*Given problem*
Search the data for the word "labels". Reproduce every line where it is found.

Working data start

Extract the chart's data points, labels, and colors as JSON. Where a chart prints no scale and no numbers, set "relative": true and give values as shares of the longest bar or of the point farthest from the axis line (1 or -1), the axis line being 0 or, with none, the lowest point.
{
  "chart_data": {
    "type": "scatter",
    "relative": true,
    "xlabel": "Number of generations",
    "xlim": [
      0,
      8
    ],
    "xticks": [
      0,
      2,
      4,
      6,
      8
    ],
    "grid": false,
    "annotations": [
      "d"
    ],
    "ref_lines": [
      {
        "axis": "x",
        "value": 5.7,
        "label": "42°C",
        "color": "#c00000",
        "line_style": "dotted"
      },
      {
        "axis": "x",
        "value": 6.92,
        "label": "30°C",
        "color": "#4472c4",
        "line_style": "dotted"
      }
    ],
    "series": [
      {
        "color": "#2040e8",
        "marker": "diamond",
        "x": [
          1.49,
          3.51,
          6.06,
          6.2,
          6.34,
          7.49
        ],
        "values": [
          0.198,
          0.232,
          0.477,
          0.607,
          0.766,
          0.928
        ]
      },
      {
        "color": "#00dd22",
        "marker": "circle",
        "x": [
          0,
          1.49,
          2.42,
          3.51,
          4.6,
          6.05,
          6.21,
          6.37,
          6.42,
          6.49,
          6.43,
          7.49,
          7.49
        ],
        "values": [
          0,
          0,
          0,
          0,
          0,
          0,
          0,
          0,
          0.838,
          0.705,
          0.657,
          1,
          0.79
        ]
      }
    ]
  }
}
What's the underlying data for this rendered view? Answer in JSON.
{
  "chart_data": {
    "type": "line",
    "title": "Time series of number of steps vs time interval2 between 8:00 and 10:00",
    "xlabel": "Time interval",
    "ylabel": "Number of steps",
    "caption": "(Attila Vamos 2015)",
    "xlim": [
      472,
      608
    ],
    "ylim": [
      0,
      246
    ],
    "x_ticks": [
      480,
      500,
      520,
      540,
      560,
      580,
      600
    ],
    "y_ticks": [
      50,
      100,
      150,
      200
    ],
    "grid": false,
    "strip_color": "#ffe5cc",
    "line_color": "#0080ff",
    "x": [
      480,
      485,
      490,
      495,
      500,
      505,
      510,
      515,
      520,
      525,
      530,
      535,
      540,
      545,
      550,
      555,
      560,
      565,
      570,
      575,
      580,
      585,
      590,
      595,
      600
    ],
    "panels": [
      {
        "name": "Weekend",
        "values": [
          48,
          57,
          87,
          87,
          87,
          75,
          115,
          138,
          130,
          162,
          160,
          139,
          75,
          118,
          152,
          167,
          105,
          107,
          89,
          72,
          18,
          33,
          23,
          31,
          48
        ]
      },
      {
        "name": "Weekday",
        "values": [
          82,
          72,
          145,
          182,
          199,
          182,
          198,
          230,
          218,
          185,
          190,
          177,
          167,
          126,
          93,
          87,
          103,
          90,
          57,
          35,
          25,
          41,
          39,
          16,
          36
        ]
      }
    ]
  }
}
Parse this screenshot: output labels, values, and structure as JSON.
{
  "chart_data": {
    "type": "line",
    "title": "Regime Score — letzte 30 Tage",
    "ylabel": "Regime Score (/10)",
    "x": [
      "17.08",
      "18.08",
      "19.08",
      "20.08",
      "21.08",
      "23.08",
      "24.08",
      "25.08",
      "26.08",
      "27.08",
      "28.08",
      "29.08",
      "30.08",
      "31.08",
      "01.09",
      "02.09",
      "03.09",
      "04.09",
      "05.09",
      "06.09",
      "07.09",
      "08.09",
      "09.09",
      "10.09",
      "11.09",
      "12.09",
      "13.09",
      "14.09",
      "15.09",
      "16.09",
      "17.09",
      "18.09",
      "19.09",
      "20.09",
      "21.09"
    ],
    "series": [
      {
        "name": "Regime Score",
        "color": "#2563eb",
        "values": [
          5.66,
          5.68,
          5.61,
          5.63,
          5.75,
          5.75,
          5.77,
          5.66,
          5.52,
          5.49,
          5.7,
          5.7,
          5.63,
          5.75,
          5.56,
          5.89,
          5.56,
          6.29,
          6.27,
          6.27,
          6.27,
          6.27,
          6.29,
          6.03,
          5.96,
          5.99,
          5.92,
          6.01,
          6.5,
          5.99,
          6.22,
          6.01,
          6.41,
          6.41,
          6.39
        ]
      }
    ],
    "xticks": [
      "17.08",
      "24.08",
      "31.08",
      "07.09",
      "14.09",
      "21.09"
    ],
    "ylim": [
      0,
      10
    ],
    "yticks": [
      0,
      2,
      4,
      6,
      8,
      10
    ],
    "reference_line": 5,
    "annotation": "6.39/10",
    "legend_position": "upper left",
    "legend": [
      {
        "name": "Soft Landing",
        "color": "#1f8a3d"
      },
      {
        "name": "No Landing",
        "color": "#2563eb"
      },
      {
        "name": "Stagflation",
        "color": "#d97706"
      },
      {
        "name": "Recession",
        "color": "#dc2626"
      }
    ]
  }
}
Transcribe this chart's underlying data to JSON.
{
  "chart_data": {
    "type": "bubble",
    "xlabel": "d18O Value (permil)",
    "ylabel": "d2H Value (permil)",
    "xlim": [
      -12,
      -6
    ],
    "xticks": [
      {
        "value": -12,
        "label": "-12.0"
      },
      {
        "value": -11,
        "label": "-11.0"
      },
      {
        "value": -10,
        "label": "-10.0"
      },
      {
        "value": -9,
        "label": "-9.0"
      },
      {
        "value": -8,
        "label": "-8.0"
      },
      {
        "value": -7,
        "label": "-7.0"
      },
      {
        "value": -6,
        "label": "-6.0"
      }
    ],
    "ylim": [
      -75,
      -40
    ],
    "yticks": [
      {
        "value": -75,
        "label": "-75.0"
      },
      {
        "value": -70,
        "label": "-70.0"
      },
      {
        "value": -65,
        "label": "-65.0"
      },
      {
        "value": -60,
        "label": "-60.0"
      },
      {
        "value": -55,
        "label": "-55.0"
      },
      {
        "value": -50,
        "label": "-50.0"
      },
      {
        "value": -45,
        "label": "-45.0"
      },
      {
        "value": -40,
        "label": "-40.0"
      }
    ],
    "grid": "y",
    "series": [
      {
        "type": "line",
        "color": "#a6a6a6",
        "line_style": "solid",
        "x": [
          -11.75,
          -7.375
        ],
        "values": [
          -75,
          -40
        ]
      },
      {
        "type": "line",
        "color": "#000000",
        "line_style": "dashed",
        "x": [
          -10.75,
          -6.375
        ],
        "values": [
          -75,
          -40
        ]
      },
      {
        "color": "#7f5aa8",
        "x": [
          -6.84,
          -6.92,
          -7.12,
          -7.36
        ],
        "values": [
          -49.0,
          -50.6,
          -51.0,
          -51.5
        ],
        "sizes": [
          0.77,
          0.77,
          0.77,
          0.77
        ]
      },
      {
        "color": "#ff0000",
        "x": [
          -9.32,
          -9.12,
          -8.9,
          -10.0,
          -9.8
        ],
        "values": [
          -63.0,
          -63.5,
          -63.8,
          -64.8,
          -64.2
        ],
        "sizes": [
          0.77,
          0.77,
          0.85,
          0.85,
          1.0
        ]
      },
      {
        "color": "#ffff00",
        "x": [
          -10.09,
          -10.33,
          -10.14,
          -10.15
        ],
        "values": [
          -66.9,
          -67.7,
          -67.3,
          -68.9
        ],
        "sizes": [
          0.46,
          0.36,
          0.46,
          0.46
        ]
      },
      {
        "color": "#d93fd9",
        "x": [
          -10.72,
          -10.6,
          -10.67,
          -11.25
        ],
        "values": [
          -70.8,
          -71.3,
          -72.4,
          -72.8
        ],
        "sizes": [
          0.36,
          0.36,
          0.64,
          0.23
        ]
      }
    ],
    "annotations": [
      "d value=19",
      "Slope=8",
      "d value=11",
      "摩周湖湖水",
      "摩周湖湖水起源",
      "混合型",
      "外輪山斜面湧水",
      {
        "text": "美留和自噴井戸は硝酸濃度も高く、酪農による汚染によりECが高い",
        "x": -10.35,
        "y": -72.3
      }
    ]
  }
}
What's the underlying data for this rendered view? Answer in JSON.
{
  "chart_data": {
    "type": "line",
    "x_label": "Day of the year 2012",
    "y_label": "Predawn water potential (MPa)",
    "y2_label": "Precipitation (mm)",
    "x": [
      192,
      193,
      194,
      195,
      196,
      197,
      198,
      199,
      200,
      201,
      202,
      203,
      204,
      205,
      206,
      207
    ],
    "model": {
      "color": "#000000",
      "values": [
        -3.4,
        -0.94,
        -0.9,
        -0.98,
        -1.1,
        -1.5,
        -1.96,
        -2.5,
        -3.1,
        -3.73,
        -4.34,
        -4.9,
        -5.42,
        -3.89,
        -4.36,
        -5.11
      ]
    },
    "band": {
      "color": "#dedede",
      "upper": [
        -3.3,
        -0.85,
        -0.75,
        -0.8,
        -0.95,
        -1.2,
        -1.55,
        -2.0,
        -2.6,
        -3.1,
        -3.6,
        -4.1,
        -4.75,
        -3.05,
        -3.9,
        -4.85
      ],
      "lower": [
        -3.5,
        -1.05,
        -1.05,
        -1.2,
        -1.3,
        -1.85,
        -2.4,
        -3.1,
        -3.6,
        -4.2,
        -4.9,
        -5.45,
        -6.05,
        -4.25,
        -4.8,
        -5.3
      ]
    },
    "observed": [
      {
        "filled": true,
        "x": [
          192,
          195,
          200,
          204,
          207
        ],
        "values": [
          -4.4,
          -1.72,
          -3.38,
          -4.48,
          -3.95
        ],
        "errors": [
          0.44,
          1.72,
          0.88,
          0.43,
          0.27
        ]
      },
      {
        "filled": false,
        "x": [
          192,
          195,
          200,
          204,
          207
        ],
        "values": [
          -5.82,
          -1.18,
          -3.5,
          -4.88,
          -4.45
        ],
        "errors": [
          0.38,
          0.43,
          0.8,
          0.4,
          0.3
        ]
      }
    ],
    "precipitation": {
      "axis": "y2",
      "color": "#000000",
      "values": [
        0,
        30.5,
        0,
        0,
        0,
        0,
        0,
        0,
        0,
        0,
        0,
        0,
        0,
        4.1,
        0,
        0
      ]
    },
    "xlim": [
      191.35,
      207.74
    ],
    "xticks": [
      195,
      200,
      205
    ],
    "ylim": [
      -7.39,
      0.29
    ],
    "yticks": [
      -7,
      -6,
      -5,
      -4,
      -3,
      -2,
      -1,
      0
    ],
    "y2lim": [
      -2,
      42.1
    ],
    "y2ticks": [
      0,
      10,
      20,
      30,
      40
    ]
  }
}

Working data end

*Result*
Extract the chart's data points, labels, and colors as JSON. Where a chart prints no scale and no numbers, set "relative": true and give values as shares of the longest bar or of the point farthest from the axis line (1 or -1), the axis line being 0 or, with none, the lowest point.
Parse this screenshot: output labels, values, and structure as JSON.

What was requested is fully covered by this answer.